Arrange the lines from the start of the listing through the line containing "candle-body — [713, 405, 717, 411]" as a numbered list, skipping any blank lines.

(Rows from a dataset)

.....

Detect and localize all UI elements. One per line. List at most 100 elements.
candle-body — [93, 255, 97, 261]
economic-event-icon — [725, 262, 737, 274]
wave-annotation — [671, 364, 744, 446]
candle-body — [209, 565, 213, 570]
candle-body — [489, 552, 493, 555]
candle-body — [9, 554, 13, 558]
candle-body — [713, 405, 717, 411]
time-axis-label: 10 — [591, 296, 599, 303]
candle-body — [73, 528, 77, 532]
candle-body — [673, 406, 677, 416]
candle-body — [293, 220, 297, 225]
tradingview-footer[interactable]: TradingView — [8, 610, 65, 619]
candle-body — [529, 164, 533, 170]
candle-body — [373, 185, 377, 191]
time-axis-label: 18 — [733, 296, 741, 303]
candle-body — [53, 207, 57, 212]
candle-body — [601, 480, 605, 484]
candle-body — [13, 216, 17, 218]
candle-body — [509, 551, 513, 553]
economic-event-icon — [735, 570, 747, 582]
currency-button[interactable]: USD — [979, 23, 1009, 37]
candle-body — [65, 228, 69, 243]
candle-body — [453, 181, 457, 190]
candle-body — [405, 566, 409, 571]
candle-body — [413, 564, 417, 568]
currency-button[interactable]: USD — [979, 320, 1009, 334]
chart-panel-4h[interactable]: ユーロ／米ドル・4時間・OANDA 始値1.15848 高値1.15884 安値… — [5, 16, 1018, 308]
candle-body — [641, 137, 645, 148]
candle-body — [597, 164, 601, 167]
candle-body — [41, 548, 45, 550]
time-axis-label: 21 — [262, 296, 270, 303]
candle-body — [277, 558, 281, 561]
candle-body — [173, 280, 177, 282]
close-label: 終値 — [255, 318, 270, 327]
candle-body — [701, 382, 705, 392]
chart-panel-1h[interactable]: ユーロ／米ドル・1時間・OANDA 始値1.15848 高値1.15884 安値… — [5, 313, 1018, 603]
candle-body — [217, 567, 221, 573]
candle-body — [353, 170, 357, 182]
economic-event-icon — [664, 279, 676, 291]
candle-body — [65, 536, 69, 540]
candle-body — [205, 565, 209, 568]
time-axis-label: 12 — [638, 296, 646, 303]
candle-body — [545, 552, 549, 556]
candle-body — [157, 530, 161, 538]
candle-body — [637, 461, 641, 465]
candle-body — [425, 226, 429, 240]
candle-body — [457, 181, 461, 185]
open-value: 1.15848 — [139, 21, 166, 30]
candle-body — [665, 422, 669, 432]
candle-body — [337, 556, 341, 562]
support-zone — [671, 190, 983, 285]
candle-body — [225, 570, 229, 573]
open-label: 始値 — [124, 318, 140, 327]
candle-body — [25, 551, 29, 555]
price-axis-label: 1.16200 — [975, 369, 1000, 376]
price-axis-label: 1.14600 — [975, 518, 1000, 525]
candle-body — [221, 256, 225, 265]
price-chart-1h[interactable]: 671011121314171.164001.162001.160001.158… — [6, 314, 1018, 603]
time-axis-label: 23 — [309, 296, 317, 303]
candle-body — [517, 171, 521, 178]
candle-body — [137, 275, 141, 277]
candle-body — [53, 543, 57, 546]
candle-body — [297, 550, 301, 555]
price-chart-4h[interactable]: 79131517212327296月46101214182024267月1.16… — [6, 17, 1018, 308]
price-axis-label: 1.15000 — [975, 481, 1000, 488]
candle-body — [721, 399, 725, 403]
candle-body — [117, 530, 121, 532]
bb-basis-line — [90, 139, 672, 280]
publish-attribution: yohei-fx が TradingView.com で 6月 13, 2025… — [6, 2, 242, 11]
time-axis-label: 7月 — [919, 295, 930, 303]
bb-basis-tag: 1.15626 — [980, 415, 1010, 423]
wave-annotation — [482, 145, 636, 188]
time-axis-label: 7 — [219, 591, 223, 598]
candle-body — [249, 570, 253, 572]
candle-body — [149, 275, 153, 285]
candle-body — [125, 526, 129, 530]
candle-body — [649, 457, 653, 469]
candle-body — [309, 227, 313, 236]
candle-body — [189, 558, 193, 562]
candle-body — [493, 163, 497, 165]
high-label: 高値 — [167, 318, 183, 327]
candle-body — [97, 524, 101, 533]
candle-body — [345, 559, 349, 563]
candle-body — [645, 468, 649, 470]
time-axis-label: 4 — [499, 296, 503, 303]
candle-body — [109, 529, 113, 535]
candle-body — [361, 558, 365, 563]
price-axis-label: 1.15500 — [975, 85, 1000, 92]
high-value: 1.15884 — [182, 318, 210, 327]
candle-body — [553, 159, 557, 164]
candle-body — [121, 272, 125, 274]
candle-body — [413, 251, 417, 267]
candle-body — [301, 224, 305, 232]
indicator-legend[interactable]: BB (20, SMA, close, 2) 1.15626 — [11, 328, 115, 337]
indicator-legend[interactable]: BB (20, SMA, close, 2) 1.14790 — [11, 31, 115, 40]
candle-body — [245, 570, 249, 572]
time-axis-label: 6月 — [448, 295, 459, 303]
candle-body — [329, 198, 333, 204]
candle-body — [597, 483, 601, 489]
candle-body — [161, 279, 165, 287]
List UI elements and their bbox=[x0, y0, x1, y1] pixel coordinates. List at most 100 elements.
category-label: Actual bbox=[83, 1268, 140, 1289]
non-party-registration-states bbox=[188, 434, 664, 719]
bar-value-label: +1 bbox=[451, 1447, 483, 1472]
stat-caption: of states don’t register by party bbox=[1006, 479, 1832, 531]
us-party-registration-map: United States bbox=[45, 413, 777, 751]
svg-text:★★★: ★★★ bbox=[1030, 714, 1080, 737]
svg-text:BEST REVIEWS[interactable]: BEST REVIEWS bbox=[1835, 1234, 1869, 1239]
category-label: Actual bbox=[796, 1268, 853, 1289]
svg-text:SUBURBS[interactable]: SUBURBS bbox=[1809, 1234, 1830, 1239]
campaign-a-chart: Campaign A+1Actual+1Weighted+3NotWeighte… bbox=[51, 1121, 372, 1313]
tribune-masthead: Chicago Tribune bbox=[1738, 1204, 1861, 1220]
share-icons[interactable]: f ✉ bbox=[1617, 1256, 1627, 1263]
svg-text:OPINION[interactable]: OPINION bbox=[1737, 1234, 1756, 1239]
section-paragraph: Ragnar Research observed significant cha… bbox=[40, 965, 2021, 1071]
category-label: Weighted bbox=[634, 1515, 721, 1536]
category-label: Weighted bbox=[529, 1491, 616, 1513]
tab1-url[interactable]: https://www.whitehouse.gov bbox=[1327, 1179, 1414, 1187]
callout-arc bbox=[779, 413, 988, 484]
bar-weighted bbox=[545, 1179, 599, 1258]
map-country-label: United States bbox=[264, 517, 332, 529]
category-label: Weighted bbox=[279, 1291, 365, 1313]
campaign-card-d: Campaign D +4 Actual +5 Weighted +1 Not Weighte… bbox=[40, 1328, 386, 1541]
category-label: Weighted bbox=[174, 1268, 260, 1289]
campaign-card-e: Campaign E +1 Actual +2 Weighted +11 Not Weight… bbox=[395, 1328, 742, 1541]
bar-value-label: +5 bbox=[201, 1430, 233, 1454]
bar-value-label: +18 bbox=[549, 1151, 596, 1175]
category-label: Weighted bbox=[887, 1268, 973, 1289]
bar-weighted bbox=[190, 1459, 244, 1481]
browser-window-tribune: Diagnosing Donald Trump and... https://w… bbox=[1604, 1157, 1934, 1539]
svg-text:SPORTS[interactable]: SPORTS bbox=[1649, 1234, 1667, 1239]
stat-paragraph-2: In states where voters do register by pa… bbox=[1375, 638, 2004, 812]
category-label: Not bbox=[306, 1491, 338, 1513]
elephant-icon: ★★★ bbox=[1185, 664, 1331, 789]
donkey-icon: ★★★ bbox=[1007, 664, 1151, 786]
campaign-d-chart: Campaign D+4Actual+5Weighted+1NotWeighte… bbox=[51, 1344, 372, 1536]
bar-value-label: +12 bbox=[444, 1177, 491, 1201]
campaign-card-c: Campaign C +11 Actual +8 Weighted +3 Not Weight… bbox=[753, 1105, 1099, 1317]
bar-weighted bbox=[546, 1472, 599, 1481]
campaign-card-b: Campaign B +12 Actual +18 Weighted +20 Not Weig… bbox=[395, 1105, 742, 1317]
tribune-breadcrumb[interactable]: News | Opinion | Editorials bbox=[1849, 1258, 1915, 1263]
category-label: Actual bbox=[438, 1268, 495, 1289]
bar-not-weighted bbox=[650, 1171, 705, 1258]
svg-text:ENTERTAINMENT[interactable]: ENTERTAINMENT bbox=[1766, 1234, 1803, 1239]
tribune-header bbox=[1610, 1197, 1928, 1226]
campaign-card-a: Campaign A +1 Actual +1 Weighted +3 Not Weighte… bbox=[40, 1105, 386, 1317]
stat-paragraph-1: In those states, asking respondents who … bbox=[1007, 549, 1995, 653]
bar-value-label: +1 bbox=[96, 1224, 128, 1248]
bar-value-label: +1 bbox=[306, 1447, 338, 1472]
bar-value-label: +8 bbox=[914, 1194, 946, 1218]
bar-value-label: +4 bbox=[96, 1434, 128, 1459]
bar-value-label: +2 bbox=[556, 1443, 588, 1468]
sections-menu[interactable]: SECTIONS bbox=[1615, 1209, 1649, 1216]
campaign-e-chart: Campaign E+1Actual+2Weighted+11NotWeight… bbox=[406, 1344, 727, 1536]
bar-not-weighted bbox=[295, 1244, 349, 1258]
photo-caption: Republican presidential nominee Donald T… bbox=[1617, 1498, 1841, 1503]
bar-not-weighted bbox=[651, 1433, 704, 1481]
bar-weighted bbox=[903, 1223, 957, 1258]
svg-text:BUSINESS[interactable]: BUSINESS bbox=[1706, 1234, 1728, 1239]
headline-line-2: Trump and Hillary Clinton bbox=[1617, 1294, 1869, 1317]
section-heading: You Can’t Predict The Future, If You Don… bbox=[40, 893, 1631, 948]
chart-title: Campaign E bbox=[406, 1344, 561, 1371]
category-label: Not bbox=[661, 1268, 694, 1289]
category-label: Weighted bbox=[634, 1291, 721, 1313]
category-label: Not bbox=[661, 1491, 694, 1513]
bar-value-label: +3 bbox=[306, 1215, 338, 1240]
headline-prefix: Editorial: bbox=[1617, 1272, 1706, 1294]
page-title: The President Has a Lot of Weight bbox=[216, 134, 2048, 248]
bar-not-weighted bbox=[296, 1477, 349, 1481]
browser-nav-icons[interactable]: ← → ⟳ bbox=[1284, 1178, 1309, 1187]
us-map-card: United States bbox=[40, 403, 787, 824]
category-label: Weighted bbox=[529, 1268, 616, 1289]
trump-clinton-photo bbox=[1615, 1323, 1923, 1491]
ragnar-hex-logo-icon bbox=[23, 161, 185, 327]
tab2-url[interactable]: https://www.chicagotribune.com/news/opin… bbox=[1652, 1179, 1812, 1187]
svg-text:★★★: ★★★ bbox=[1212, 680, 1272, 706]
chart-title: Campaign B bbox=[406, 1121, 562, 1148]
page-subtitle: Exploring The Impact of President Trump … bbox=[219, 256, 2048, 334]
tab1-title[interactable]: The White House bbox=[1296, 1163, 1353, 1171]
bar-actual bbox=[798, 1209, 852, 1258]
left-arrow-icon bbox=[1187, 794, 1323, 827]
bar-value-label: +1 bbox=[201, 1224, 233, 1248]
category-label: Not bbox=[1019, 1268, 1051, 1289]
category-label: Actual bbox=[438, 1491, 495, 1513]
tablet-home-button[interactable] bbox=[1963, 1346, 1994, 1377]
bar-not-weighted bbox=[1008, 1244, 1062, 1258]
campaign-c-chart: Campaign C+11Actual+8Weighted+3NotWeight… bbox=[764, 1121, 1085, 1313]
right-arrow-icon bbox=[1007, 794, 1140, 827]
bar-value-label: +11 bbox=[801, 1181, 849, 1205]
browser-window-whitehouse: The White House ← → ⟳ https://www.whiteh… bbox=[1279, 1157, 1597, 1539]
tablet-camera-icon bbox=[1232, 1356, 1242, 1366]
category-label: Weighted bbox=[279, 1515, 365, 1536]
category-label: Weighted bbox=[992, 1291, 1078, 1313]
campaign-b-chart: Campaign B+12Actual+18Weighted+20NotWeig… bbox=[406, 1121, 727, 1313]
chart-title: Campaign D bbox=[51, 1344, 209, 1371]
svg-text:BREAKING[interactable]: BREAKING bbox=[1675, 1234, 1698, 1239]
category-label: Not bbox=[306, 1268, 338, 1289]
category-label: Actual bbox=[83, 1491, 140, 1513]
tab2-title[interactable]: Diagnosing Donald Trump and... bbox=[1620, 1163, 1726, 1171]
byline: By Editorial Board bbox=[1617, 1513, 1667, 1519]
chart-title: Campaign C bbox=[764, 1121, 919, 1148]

.....

= The completed task =
1. Detect and localize all UI elements. One per line. List at most 100 elements.
2. candle-body — [93, 255, 97, 261]
3. economic-event-icon — [725, 262, 737, 274]
4. wave-annotation — [671, 364, 744, 446]
5. candle-body — [209, 565, 213, 570]
6. candle-body — [489, 552, 493, 555]
7. candle-body — [9, 554, 13, 558]
8. candle-body — [713, 405, 717, 411]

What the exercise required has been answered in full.